Dataset items
--------
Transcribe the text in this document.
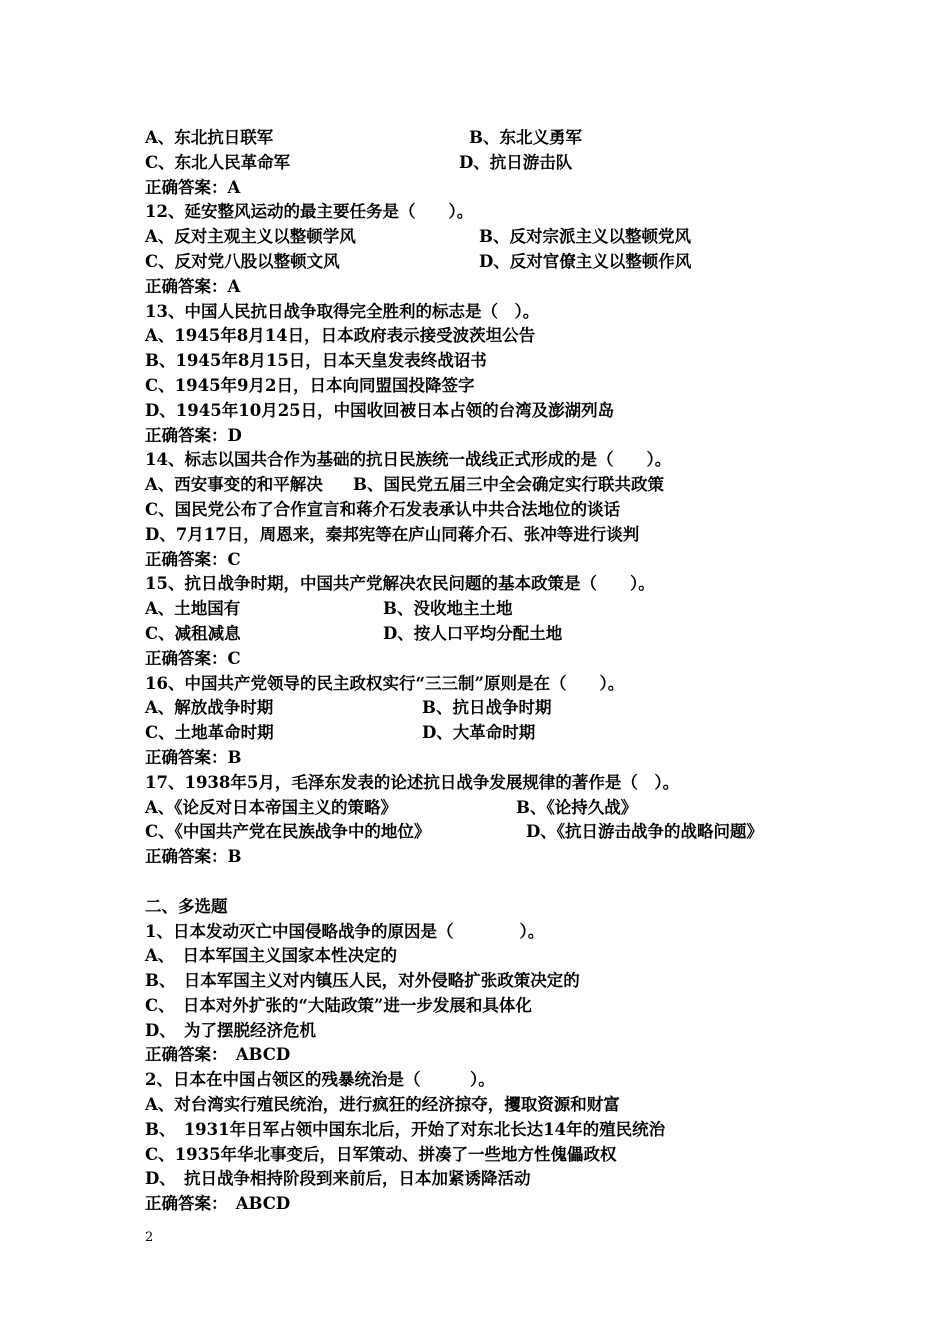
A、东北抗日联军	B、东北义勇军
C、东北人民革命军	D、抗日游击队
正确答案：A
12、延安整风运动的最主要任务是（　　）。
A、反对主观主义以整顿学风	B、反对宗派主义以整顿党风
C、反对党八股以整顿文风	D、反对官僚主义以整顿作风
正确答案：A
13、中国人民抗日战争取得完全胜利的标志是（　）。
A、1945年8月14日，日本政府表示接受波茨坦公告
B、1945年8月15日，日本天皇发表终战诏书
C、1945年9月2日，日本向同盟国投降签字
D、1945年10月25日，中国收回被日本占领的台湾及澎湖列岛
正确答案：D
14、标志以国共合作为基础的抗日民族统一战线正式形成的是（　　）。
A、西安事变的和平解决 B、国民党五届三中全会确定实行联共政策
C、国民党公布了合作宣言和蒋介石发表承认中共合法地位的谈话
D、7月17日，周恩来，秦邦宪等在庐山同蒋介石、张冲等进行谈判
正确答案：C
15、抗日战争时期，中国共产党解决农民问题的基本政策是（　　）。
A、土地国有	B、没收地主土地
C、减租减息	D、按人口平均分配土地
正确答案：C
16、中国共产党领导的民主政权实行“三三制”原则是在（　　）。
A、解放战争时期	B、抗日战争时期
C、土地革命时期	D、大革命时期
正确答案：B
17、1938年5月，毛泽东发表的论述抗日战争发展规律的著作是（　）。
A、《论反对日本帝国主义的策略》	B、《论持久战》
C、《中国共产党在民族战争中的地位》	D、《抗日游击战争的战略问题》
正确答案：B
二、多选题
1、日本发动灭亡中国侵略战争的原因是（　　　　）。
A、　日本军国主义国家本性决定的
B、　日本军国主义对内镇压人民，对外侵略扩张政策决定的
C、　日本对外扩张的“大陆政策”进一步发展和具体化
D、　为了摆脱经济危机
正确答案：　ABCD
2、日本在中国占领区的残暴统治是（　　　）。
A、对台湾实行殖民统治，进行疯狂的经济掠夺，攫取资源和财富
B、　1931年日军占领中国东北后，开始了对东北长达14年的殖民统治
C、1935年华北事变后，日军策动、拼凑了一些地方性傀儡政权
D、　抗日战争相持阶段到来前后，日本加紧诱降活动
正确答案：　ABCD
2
--------
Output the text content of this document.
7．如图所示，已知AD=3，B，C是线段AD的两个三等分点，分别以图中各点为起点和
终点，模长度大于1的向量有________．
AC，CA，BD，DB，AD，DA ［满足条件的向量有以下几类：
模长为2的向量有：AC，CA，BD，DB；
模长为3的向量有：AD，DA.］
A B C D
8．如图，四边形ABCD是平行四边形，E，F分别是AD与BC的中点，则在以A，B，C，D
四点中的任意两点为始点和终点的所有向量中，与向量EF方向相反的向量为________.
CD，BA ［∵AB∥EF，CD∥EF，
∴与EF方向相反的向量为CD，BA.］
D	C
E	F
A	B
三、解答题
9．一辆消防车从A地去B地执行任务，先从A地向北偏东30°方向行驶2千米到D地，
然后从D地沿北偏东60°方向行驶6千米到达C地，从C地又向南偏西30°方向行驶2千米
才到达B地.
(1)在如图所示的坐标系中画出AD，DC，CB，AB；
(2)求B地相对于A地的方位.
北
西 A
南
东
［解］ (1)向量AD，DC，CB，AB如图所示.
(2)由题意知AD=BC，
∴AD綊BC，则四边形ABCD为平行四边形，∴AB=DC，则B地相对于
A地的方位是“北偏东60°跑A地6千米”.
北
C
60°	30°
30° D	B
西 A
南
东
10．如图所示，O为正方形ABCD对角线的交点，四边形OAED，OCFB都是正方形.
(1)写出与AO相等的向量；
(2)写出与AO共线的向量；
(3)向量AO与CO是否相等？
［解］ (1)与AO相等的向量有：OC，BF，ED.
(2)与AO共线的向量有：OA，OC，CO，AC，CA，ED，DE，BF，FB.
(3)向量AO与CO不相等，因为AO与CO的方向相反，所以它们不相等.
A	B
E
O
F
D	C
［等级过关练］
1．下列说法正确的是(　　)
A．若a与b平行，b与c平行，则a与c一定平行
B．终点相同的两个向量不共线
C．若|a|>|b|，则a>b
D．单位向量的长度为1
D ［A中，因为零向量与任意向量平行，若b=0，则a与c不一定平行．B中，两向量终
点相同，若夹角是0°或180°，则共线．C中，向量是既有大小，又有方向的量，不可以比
--------
● Short task
List every line from the entries above in which "text" appears.

● Answer to the problem
Transcribe the text in this document.
Output the text content of this document.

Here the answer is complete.